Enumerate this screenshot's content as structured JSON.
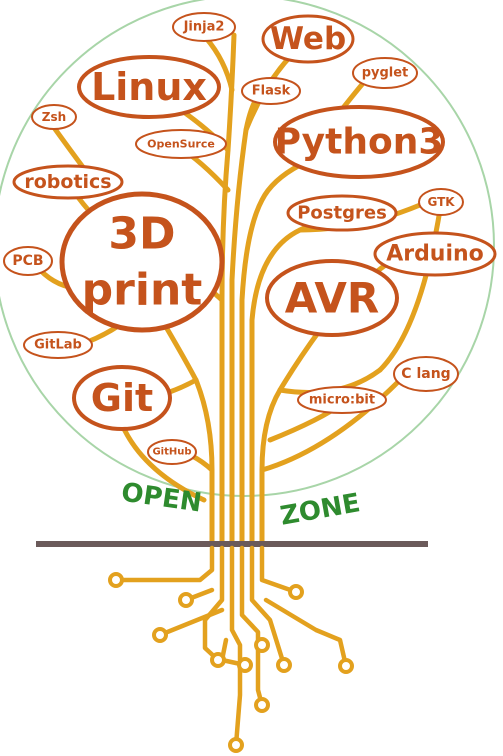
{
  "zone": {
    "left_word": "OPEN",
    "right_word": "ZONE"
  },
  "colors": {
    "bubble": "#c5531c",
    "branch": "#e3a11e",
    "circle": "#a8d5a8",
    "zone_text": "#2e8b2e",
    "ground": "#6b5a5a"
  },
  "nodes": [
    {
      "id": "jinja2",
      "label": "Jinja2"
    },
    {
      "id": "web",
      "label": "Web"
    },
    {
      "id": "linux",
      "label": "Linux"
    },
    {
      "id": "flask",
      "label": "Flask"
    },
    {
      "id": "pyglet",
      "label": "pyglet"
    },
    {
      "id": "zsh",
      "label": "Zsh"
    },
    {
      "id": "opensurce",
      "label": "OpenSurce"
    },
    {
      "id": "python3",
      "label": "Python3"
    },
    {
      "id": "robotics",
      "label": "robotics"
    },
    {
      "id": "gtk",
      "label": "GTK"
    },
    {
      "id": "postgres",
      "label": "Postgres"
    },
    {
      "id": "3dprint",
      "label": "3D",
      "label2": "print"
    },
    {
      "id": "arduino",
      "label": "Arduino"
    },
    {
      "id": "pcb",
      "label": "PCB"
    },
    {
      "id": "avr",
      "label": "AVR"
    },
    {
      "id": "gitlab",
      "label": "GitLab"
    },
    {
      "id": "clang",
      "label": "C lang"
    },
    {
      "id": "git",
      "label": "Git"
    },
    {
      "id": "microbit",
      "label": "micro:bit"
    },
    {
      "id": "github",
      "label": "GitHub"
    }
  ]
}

* * *

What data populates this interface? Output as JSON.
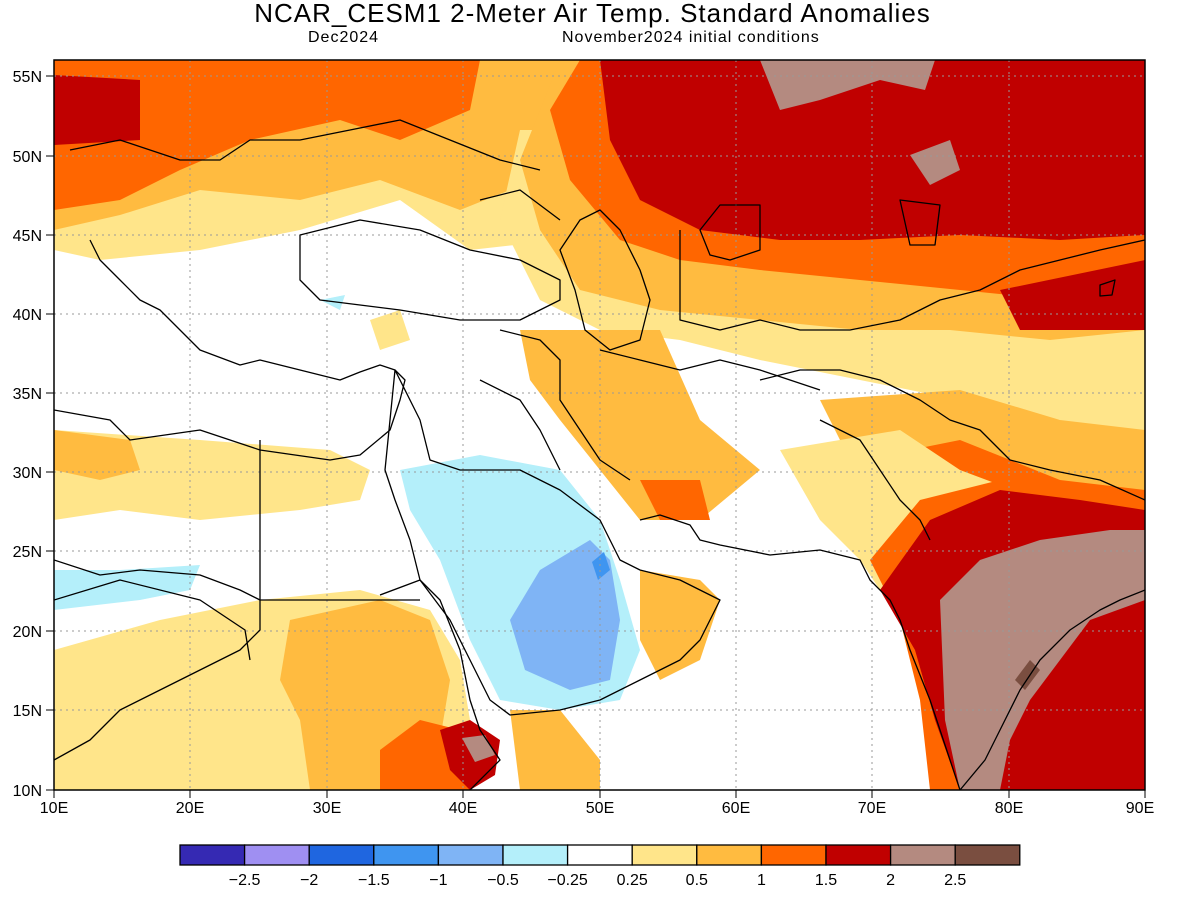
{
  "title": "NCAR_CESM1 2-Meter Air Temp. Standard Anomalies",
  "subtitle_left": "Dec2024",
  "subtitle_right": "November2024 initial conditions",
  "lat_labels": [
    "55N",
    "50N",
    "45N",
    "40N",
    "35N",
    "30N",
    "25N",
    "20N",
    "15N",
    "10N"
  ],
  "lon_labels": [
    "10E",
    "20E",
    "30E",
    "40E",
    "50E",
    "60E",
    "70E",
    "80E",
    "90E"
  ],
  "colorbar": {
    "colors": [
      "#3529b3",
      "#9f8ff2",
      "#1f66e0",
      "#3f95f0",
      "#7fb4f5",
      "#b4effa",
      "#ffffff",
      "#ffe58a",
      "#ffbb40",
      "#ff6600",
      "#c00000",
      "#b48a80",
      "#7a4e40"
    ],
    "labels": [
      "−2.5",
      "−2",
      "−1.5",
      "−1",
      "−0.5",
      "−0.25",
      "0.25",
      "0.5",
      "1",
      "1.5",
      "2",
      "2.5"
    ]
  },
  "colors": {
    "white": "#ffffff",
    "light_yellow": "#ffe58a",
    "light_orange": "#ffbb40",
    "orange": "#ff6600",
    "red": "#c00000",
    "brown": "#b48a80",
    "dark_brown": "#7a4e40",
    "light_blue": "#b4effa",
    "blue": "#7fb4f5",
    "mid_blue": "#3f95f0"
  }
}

> _WHAT TO WORK ON_: Pull out every line holding "JSON" from the records above, and copy it.

> _ANSWER TO THE TASK_:
Enumerate this screenshot's content as structured JSON.
What data populates this interface? Output as JSON.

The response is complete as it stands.